Count lines holding the string "suggestions" in the data that follows. Reply with one number only.
[begin Stored data]
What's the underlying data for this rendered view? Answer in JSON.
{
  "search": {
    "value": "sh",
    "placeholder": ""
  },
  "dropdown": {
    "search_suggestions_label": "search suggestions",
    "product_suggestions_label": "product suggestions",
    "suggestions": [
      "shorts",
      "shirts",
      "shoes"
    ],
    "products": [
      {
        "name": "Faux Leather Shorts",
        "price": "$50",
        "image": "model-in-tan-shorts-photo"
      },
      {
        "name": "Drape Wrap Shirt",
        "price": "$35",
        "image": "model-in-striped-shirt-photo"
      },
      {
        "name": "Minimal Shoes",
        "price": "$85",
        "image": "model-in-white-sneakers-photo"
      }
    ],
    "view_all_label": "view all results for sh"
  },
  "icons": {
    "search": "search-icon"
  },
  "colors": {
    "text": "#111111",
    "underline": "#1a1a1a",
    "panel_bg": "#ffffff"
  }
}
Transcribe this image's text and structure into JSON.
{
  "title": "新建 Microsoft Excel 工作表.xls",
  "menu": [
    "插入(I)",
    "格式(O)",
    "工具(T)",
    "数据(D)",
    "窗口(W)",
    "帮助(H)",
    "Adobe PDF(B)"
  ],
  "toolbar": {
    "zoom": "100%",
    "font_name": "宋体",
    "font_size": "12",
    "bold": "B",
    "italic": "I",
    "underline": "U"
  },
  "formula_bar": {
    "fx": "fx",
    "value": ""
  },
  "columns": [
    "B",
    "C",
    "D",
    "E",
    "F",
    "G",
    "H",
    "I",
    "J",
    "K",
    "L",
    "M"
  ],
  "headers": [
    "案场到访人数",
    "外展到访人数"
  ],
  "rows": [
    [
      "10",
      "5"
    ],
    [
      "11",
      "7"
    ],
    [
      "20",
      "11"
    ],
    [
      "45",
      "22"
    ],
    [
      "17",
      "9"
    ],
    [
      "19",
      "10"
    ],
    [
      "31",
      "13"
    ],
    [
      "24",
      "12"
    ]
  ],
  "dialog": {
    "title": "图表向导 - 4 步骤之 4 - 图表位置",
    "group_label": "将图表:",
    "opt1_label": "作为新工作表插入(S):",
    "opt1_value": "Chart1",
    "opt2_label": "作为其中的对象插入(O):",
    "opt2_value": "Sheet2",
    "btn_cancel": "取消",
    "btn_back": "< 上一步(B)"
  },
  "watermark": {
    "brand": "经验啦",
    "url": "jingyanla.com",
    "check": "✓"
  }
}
[end Stored data]
**Answer to this exercise:** 3